"""

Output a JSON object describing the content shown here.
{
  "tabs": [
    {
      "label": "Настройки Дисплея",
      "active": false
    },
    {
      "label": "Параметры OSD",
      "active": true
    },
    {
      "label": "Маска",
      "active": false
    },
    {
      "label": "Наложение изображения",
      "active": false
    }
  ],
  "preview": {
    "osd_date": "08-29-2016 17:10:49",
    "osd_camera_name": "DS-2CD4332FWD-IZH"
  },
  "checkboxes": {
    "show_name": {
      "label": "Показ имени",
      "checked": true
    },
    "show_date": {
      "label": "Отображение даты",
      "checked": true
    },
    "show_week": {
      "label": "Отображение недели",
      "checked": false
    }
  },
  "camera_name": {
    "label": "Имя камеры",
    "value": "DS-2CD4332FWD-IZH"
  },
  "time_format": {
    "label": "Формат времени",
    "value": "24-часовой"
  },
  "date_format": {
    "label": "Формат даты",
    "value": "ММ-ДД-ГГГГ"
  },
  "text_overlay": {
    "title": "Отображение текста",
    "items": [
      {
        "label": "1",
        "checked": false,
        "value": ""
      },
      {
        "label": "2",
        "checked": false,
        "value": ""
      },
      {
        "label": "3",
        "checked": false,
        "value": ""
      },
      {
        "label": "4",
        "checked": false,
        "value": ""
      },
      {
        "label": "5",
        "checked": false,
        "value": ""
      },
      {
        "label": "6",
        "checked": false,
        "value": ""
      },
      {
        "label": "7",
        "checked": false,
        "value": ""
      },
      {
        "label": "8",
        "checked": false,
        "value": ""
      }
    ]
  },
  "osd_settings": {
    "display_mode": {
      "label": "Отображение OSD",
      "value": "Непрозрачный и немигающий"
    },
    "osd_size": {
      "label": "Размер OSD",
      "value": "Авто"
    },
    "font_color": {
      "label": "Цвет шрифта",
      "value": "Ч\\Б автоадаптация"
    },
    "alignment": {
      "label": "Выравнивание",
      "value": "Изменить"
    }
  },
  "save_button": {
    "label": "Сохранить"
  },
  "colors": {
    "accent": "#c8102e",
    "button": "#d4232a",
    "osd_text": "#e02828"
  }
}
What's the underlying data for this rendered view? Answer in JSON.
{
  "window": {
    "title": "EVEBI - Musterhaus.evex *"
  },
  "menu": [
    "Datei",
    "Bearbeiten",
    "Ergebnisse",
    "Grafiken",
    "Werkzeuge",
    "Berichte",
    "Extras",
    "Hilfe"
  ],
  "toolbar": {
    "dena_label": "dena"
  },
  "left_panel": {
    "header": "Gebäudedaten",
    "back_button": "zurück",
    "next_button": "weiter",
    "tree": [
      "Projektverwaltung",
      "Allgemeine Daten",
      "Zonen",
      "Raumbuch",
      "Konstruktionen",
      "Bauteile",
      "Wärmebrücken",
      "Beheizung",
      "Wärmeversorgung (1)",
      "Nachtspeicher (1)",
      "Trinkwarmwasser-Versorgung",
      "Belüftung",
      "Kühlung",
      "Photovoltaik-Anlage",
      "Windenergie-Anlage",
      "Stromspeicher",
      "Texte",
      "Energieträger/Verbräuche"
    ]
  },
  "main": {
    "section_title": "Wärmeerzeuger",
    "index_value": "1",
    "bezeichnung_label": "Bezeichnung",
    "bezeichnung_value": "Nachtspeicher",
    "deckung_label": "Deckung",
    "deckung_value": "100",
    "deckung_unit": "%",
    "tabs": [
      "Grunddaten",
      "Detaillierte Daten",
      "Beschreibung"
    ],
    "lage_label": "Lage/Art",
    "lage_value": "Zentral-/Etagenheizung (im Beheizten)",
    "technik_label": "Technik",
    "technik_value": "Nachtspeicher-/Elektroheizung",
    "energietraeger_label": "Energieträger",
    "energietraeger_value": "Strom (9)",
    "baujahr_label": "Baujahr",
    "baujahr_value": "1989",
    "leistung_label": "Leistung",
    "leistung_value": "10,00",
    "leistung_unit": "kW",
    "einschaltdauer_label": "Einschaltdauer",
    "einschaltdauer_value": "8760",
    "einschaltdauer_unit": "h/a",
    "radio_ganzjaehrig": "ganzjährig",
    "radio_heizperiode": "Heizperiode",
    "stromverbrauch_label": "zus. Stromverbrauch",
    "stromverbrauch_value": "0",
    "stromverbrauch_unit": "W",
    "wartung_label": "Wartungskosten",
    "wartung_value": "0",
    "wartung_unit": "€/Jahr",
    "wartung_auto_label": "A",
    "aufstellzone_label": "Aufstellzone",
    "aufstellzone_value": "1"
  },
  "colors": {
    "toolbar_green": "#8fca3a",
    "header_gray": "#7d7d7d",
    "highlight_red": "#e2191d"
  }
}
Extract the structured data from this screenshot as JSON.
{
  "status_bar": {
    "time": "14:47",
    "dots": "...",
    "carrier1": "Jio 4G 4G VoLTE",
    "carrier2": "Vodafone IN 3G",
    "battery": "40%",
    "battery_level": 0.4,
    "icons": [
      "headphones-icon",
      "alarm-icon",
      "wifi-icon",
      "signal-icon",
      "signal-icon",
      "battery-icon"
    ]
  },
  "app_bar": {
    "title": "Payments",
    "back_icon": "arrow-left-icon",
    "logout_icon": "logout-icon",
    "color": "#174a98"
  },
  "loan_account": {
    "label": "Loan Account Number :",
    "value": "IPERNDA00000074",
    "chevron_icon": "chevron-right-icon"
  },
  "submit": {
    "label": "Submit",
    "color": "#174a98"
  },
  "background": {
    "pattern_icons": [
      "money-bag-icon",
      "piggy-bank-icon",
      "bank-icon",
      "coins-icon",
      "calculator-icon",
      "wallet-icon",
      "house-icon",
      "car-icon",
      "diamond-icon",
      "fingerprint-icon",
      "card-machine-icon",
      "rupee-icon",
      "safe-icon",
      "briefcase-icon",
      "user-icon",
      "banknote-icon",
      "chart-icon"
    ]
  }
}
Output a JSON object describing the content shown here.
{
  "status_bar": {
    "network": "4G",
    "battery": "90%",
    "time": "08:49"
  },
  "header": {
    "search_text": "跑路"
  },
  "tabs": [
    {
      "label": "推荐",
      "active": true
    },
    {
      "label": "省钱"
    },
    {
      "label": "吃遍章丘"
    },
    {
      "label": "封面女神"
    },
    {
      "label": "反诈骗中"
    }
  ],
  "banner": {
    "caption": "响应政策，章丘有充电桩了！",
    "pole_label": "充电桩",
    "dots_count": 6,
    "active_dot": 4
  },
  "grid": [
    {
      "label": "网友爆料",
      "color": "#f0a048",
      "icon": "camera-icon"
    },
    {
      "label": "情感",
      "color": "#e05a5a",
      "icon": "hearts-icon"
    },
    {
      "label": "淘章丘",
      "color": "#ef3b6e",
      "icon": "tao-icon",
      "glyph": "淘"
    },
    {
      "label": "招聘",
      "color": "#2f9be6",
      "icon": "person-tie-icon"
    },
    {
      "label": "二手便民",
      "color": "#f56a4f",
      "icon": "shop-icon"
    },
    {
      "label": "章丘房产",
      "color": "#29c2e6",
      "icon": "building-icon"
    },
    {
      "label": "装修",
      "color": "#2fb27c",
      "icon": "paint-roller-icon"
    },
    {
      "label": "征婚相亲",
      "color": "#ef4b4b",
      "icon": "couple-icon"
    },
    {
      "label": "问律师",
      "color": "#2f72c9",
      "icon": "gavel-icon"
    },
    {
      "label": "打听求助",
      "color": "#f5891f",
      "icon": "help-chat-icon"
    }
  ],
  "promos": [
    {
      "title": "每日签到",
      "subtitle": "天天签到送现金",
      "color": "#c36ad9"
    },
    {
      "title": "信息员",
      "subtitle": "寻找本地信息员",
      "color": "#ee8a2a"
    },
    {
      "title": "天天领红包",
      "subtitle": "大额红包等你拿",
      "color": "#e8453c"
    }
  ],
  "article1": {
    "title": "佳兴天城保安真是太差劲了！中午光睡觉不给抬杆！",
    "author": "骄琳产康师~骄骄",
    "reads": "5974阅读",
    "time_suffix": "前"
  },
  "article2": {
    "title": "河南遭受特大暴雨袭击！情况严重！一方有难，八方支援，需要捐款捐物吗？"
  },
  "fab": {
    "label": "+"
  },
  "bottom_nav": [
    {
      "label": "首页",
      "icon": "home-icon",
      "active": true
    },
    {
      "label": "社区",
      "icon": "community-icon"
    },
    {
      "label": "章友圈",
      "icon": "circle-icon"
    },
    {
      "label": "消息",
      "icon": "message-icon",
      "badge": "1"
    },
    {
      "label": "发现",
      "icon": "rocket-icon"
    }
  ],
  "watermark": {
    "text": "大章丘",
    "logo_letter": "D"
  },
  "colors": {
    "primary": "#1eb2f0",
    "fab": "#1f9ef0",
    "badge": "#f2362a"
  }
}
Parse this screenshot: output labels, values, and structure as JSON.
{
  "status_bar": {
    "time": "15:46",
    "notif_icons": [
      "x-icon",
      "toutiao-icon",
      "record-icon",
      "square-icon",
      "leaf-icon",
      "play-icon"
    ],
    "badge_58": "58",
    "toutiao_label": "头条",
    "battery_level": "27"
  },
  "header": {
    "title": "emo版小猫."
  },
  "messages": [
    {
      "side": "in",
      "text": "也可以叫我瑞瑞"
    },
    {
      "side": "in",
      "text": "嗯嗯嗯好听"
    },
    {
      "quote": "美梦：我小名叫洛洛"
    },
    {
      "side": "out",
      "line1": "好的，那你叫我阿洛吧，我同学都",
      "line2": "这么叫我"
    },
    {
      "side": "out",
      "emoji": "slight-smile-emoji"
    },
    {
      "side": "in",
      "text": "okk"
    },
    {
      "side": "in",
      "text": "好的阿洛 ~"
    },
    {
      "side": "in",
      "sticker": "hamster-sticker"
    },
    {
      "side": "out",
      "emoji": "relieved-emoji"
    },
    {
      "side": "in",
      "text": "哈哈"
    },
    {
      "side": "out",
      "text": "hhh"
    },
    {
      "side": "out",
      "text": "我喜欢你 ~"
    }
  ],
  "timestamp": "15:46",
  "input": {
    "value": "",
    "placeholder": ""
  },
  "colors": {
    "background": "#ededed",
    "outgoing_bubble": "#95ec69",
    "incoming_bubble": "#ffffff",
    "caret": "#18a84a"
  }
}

"""

▶ CHALLENGE
Lines containing the word "Energieträger" are to be tallied; report only the total.

▶ WRITTEN RESPONSE
2